(Figure record extracts)
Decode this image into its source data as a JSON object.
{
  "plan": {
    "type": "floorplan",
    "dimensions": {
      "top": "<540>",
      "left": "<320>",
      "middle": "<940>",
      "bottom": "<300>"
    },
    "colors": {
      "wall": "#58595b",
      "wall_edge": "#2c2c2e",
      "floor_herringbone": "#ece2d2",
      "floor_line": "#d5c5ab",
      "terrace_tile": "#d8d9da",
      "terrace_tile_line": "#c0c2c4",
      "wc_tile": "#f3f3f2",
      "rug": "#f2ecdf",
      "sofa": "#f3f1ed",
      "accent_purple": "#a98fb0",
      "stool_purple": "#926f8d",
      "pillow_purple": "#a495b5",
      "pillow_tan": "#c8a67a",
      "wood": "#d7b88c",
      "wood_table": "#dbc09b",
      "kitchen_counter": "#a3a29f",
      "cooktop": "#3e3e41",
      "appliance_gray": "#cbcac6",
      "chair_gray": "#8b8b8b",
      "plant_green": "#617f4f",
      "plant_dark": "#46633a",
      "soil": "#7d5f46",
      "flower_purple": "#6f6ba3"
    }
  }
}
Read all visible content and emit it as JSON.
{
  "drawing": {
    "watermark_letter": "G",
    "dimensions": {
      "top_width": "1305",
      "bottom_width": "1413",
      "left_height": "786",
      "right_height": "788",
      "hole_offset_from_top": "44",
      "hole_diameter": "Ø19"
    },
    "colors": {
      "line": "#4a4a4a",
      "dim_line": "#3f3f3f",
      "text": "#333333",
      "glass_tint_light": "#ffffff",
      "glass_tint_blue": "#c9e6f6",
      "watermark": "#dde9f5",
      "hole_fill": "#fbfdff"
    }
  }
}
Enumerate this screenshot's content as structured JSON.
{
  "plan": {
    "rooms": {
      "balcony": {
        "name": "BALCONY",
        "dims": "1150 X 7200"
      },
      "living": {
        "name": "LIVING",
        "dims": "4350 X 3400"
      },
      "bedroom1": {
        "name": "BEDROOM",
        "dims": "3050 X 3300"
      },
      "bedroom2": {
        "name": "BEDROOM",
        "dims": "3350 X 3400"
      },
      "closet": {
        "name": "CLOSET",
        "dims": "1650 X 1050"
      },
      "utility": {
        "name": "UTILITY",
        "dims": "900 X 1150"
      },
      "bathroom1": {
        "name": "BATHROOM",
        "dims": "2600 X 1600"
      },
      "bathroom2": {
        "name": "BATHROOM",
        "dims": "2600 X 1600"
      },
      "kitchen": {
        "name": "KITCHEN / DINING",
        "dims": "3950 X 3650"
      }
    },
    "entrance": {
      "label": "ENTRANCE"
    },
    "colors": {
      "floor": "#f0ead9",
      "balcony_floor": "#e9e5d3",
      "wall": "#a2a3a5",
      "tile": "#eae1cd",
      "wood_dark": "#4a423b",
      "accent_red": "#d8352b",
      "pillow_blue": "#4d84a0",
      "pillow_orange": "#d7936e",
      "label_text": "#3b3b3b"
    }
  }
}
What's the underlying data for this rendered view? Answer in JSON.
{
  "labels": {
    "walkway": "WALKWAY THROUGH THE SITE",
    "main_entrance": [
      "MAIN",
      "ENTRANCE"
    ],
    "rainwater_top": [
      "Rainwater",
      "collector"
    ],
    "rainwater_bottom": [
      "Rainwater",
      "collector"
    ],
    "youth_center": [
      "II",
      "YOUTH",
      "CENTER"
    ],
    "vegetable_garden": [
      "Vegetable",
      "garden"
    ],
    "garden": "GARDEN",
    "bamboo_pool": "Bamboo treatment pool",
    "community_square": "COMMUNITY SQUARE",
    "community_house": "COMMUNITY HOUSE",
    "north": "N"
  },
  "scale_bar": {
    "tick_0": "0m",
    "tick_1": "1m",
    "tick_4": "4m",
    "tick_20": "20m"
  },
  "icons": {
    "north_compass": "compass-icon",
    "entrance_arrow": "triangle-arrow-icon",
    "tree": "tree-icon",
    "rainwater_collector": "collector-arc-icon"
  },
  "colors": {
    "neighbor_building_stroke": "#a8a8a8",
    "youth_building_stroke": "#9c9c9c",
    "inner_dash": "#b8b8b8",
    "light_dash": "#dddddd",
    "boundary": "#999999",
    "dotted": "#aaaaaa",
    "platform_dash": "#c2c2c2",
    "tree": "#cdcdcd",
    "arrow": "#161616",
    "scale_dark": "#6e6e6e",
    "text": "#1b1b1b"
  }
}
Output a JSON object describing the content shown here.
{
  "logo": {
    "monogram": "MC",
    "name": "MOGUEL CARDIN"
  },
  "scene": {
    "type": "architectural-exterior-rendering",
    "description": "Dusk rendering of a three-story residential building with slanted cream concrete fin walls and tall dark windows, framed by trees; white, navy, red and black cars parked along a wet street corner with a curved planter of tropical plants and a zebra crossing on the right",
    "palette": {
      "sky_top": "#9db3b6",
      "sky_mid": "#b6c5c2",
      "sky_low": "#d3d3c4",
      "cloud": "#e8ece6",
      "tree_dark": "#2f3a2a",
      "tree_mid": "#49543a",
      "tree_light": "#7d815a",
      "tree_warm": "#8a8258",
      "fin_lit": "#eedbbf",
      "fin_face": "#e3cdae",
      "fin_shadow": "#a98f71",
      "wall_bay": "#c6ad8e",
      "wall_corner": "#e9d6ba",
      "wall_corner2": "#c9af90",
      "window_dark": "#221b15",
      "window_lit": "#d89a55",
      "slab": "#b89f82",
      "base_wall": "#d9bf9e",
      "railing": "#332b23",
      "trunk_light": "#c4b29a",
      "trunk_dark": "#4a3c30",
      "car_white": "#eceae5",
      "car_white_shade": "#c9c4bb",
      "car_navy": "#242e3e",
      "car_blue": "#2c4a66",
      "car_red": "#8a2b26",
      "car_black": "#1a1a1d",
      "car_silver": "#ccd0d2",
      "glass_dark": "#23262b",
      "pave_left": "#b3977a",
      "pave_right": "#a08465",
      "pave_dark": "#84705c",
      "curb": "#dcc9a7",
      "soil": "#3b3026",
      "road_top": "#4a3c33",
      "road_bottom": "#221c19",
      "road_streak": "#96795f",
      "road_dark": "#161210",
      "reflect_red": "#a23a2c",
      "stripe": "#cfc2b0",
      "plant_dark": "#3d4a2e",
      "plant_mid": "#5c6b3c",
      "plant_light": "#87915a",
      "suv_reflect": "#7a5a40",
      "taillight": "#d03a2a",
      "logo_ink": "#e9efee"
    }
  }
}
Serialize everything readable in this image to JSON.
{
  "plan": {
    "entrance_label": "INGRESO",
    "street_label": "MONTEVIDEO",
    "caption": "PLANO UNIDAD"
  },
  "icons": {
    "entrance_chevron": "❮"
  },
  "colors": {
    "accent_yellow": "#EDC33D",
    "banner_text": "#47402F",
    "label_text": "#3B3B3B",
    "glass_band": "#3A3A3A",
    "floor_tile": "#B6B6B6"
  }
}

Do this: Output the line that contains "Serialize everything readable", followed by every later line in the listing, with no line omitted and none added.

Solution:
Serialize everything readable in this image to JSON.
{
  "plan": {
    "entrance_label": "INGRESO",
    "street_label": "MONTEVIDEO",
    "caption": "PLANO UNIDAD"
  },
  "icons": {
    "entrance_chevron": "❮"
  },
  "colors": {
    "accent_yellow": "#EDC33D",
    "banner_text": "#47402F",
    "label_text": "#3B3B3B",
    "glass_band": "#3A3A3A",
    "floor_tile": "#B6B6B6"
  }
}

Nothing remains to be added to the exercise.